## Task instructions:
Every line below that mentions the word "text" should be copied out.

==== Supplied data

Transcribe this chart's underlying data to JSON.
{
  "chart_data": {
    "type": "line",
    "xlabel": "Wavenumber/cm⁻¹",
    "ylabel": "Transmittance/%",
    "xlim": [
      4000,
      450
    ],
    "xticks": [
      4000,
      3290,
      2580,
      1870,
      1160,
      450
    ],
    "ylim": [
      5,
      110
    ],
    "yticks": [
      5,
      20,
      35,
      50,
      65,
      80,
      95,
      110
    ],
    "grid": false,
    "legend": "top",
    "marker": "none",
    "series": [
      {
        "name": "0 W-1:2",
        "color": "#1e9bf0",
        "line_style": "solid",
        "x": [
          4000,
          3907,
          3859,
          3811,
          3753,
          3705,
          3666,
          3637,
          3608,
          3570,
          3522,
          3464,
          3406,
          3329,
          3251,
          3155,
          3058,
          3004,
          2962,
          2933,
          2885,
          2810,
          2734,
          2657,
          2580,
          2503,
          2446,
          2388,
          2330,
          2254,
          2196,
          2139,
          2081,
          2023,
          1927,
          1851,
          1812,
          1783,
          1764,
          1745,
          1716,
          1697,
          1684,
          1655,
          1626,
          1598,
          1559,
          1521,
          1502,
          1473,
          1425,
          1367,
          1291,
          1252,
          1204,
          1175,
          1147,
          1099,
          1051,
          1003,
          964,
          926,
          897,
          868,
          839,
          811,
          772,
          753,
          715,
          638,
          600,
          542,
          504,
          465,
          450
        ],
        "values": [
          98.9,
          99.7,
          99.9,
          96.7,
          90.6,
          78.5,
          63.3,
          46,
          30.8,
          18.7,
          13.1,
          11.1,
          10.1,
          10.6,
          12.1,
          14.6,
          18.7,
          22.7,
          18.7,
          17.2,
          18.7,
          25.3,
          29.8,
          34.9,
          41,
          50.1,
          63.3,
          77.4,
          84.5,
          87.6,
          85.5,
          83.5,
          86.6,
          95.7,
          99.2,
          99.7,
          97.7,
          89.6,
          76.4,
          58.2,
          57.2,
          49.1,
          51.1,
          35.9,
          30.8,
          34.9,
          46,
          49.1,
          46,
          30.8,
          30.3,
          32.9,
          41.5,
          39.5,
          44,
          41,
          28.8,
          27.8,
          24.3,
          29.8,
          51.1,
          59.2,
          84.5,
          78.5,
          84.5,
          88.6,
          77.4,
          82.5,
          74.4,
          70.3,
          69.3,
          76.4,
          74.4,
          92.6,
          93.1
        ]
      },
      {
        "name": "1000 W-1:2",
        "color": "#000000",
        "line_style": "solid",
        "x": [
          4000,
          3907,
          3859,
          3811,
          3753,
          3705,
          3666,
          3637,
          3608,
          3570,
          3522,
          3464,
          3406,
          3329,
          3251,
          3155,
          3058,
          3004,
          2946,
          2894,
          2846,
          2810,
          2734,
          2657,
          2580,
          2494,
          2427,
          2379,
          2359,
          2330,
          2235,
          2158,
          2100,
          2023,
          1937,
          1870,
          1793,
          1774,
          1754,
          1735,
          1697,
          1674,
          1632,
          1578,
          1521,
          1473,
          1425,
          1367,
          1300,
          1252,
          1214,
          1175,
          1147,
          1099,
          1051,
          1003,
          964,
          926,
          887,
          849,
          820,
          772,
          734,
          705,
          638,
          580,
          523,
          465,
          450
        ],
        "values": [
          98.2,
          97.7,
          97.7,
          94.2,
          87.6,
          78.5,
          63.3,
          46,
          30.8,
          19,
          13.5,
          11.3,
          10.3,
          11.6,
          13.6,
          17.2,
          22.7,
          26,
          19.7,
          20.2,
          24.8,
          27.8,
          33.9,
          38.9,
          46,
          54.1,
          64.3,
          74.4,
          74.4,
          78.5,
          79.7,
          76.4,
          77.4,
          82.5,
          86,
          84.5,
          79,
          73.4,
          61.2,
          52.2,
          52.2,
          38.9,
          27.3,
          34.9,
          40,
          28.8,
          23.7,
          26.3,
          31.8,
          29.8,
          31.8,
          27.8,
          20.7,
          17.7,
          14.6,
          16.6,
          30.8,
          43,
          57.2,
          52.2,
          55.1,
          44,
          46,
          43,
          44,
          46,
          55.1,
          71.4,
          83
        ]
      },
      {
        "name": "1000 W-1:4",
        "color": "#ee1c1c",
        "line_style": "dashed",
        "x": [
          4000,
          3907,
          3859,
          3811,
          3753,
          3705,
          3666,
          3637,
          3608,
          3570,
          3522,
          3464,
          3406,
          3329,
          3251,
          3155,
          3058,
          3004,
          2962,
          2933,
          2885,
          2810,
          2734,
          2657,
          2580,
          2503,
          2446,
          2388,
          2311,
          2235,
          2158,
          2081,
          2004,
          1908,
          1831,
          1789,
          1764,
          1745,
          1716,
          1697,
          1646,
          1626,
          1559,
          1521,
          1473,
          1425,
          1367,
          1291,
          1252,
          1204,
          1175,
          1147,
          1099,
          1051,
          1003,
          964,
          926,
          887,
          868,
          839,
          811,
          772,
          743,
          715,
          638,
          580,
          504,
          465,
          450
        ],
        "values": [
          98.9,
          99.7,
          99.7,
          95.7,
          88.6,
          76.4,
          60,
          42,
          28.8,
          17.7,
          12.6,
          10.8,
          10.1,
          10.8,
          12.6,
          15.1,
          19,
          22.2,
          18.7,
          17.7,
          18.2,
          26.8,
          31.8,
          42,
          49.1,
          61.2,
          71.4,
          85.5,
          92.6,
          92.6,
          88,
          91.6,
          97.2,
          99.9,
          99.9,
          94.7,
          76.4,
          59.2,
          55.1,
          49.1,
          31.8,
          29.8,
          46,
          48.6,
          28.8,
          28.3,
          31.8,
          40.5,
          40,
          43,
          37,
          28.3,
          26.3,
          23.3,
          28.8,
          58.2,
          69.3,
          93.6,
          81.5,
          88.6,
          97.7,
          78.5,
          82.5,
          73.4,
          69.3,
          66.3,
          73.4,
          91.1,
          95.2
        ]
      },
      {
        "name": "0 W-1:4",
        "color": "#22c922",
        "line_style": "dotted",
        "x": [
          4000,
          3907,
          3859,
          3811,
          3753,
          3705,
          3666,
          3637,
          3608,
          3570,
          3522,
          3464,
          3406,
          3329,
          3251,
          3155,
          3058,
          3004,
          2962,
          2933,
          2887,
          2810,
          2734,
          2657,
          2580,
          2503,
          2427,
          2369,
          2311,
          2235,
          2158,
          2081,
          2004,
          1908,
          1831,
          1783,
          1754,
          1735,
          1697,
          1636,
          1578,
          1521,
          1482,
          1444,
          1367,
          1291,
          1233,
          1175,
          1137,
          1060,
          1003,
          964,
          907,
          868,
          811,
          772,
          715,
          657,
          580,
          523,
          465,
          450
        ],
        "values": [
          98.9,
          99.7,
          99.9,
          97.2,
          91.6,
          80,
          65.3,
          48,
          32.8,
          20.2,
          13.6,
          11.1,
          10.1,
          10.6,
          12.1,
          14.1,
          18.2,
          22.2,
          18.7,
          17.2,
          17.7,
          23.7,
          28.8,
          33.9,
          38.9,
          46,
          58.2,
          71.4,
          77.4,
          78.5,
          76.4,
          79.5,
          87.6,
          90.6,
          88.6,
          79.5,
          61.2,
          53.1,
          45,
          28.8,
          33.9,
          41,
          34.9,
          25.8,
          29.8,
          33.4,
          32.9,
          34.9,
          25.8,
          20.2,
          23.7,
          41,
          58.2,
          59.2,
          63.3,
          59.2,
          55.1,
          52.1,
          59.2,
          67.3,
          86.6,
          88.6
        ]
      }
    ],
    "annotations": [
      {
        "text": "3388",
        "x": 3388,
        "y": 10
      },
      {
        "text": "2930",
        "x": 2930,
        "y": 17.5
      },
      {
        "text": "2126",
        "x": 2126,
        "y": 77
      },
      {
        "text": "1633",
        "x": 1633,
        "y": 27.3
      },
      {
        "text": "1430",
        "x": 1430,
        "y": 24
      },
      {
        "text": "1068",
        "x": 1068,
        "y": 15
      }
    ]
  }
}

========

## Problem solution:
        "text": "3388",
        "text": "2930",
        "text": "2126",
        "text": "1633",
        "text": "1430",
        "text": "1068",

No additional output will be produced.